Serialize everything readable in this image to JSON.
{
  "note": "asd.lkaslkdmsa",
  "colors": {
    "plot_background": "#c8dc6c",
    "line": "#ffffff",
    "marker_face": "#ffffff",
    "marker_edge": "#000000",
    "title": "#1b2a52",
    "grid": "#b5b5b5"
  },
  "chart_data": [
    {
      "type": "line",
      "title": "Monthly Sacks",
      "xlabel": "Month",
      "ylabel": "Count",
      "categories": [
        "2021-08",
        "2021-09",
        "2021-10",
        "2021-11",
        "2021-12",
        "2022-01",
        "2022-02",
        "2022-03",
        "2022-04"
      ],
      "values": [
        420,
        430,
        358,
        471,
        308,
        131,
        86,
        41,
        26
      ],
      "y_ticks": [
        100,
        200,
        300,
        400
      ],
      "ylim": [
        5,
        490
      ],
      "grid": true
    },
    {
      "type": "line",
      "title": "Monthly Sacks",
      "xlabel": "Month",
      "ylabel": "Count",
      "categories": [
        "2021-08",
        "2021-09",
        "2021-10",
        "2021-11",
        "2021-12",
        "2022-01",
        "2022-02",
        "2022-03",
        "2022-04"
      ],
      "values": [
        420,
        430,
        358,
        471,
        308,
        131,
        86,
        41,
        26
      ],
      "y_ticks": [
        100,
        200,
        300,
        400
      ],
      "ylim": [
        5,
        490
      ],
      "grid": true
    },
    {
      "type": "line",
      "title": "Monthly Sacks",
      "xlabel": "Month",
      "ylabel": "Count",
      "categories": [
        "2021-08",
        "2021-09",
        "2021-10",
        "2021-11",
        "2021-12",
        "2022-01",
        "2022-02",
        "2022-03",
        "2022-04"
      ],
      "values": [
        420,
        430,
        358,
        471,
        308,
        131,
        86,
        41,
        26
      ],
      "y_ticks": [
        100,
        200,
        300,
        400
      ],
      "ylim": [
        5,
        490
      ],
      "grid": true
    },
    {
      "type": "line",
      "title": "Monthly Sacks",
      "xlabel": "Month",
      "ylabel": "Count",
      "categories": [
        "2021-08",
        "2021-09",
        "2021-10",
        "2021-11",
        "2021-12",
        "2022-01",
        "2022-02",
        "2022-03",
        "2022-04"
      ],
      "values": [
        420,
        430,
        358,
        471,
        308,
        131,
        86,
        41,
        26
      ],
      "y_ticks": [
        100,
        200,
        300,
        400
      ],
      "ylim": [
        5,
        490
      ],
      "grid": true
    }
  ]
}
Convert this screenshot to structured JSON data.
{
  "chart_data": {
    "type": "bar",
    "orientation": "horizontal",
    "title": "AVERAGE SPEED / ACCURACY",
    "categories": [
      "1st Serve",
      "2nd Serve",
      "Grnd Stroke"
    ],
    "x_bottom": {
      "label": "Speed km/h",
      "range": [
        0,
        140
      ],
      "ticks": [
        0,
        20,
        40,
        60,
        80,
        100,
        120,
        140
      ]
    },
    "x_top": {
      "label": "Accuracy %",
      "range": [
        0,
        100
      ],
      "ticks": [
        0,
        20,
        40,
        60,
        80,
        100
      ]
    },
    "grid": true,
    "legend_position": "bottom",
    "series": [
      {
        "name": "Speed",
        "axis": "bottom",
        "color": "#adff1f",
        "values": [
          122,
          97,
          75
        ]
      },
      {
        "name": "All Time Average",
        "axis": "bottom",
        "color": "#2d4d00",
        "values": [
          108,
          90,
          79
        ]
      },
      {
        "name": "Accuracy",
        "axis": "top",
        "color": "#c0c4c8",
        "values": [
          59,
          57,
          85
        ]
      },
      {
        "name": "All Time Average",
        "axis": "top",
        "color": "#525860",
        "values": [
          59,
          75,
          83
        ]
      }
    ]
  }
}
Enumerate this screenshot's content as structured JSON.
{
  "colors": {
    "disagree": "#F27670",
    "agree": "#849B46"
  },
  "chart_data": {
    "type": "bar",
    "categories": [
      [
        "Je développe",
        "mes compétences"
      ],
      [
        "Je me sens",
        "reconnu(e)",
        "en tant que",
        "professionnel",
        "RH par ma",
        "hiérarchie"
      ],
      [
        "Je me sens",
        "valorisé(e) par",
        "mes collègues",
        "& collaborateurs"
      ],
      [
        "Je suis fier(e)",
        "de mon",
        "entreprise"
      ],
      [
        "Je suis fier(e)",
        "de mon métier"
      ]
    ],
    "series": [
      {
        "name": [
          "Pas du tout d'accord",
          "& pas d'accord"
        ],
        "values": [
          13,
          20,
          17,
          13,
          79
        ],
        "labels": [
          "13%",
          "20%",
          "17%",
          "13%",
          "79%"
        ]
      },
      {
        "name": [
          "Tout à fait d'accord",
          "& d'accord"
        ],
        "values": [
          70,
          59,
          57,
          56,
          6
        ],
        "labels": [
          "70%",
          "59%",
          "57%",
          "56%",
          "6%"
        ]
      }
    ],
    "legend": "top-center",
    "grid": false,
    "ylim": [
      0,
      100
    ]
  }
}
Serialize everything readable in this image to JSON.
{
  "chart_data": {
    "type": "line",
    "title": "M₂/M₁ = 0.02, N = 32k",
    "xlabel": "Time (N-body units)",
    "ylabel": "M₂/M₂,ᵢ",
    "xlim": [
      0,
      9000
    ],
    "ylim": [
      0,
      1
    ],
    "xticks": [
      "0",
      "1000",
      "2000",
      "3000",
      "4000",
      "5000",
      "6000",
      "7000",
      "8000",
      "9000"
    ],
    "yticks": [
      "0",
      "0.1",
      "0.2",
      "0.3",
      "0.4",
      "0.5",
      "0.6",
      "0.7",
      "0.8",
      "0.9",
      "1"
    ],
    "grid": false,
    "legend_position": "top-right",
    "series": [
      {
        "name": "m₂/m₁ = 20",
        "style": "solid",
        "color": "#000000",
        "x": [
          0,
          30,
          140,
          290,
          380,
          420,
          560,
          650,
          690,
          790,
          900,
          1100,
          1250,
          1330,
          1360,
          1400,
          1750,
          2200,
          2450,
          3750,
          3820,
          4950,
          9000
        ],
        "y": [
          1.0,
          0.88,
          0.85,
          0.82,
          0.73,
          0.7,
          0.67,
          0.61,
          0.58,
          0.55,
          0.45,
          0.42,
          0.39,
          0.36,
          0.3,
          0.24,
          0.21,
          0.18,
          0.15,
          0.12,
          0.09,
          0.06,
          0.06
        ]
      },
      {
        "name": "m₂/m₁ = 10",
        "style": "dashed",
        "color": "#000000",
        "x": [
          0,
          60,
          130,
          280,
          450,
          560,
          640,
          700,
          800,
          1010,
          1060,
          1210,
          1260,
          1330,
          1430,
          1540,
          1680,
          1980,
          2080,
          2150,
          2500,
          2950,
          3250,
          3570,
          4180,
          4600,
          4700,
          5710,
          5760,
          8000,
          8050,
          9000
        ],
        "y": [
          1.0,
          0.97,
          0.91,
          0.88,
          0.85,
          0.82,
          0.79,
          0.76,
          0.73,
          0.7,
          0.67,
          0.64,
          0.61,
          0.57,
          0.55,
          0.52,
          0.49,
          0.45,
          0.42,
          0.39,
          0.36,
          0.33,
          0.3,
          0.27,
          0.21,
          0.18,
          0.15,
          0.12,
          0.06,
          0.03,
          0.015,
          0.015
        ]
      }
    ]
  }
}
........
• [Given problem]:
Repeat the data precisely, line by line.

• [Answer in full]:
Serialize everything readable in this image to JSON.
{
  "note": "asd.lkaslkdmsa",
  "colors": {
    "plot_background": "#c8dc6c",
    "line": "#ffffff",
    "marker_face": "#ffffff",
    "marker_edge": "#000000",
    "title": "#1b2a52",
    "grid": "#b5b5b5"
  },
  "chart_data": [
    {
      "type": "line",
      "title": "Monthly Sacks",
      "xlabel": "Month",
      "ylabel": "Count",
      "categories": [
        "2021-08",
        "2021-09",
        "2021-10",
        "2021-11",
        "2021-12",
        "2022-01",
        "2022-02",
        "2022-03",
        "2022-04"
      ],
      "values": [
        420,
        430,
        358,
        471,
        308,
        131,
        86,
        41,
        26
      ],
      "y_ticks": [
        100,
        200,
        300,
        400
      ],
      "ylim": [
        5,
        490
      ],
      "grid": true
    },
    {
      "type": "line",
      "title": "Monthly Sacks",
      "xlabel": "Month",
      "ylabel": "Count",
      "categories": [
        "2021-08",
        "2021-09",
        "2021-10",
        "2021-11",
        "2021-12",
        "2022-01",
        "2022-02",
        "2022-03",
        "2022-04"
      ],
      "values": [
        420,
        430,
        358,
        471,
        308,
        131,
        86,
        41,
        26
      ],
      "y_ticks": [
        100,
        200,
        300,
        400
      ],
      "ylim": [
        5,
        490
      ],
      "grid": true
    },
    {
      "type": "line",
      "title": "Monthly Sacks",
      "xlabel": "Month",
      "ylabel": "Count",
      "categories": [
        "2021-08",
        "2021-09",
        "2021-10",
        "2021-11",
        "2021-12",
        "2022-01",
        "2022-02",
        "2022-03",
        "2022-04"
      ],
      "values": [
        420,
        430,
        358,
        471,
        308,
        131,
        86,
        41,
        26
      ],
      "y_ticks": [
        100,
        200,
        300,
        400
      ],
      "ylim": [
        5,
        490
      ],
      "grid": true
    },
    {
      "type": "line",
      "title": "Monthly Sacks",
      "xlabel": "Month",
      "ylabel": "Count",
      "categories": [
        "2021-08",
        "2021-09",
        "2021-10",
        "2021-11",
        "2021-12",
        "2022-01",
        "2022-02",
        "2022-03",
        "2022-04"
      ],
      "values": [
        420,
        430,
        358,
        471,
        308,
        131,
        86,
        41,
        26
      ],
      "y_ticks": [
        100,
        200,
        300,
        400
      ],
      "ylim": [
        5,
        490
      ],
      "grid": true
    }
  ]
}
Convert this screenshot to structured JSON data.
{
  "chart_data": {
    "type": "bar",
    "orientation": "horizontal",
    "title": "AVERAGE SPEED / ACCURACY",
    "categories": [
      "1st Serve",
      "2nd Serve",
      "Grnd Stroke"
    ],
    "x_bottom": {
      "label": "Speed km/h",
      "range": [
        0,
        140
      ],
      "ticks": [
        0,
        20,
        40,
        60,
        80,
        100,
        120,
        140
      ]
    },
    "x_top": {
      "label": "Accuracy %",
      "range": [
        0,
        100
      ],
      "ticks": [
        0,
        20,
        40,
        60,
        80,
        100
      ]
    },
    "grid": true,
    "legend_position": "bottom",
    "series": [
      {
        "name": "Speed",
        "axis": "bottom",
        "color": "#adff1f",
        "values": [
          122,
          97,
          75
        ]
      },
      {
        "name": "All Time Average",
        "axis": "bottom",
        "color": "#2d4d00",
        "values": [
          108,
          90,
          79
        ]
      },
      {
        "name": "Accuracy",
        "axis": "top",
        "color": "#c0c4c8",
        "values": [
          59,
          57,
          85
        ]
      },
      {
        "name": "All Time Average",
        "axis": "top",
        "color": "#525860",
        "values": [
          59,
          75,
          83
        ]
      }
    ]
  }
}
Enumerate this screenshot's content as structured JSON.
{
  "colors": {
    "disagree": "#F27670",
    "agree": "#849B46"
  },
  "chart_data": {
    "type": "bar",
    "categories": [
      [
        "Je développe",
        "mes compétences"
      ],
      [
        "Je me sens",
        "reconnu(e)",
        "en tant que",
        "professionnel",
        "RH par ma",
        "hiérarchie"
      ],
      [
        "Je me sens",
        "valorisé(e) par",
        "mes collègues",
        "& collaborateurs"
      ],
      [
        "Je suis fier(e)",
        "de mon",
        "entreprise"
      ],
      [
        "Je suis fier(e)",
        "de mon métier"
      ]
    ],
    "series": [
      {
        "name": [
          "Pas du tout d'accord",
          "& pas d'accord"
        ],
        "values": [
          13,
          20,
          17,
          13,
          79
        ],
        "labels": [
          "13%",
          "20%",
          "17%",
          "13%",
          "79%"
        ]
      },
      {
        "name": [
          "Tout à fait d'accord",
          "& d'accord"
        ],
        "values": [
          70,
          59,
          57,
          56,
          6
        ],
        "labels": [
          "70%",
          "59%",
          "57%",
          "56%",
          "6%"
        ]
      }
    ],
    "legend": "top-center",
    "grid": false,
    "ylim": [
      0,
      100
    ]
  }
}
Serialize everything readable in this image to JSON.
{
  "chart_data": {
    "type": "line",
    "title": "M₂/M₁ = 0.02, N = 32k",
    "xlabel": "Time (N-body units)",
    "ylabel": "M₂/M₂,ᵢ",
    "xlim": [
      0,
      9000
    ],
    "ylim": [
      0,
      1
    ],
    "xticks": [
      "0",
      "1000",
      "2000",
      "3000",
      "4000",
      "5000",
      "6000",
      "7000",
      "8000",
      "9000"
    ],
    "yticks": [
      "0",
      "0.1",
      "0.2",
      "0.3",
      "0.4",
      "0.5",
      "0.6",
      "0.7",
      "0.8",
      "0.9",
      "1"
    ],
    "grid": false,
    "legend_position": "top-right",
    "series": [
      {
        "name": "m₂/m₁ = 20",
        "style": "solid",
        "color": "#000000",
        "x": [
          0,
          30,
          140,
          290,
          380,
          420,
          560,
          650,
          690,
          790,
          900,
          1100,
          1250,
          1330,
          1360,
          1400,
          1750,
          2200,
          2450,
          3750,
          3820,
          4950,
          9000
        ],
        "y": [
          1.0,
          0.88,
          0.85,
          0.82,
          0.73,
          0.7,
          0.67,
          0.61,
          0.58,
          0.55,
          0.45,
          0.42,
          0.39,
          0.36,
          0.3,
          0.24,
          0.21,
          0.18,
          0.15,
          0.12,
          0.09,
          0.06,
          0.06
        ]
      },
      {
        "name": "m₂/m₁ = 10",
        "style": "dashed",
        "color": "#000000",
        "x": [
          0,
          60,
          130,
          280,
          450,
          560,
          640,
          700,
          800,
          1010,
          1060,
          1210,
          1260,
          1330,
          1430,
          1540,
          1680,
          1980,
          2080,
          2150,
          2500,
          2950,
          3250,
          3570,
          4180,
          4600,
          4700,
          5710,
          5760,
          8000,
          8050,
          9000
        ],
        "y": [
          1.0,
          0.97,
          0.91,
          0.88,
          0.85,
          0.82,
          0.79,
          0.76,
          0.73,
          0.7,
          0.67,
          0.64,
          0.61,
          0.57,
          0.55,
          0.52,
          0.49,
          0.45,
          0.42,
          0.39,
          0.36,
          0.33,
          0.3,
          0.27,
          0.21,
          0.18,
          0.15,
          0.12,
          0.06,
          0.03,
          0.015,
          0.015
        ]
      }
    ]
  }
}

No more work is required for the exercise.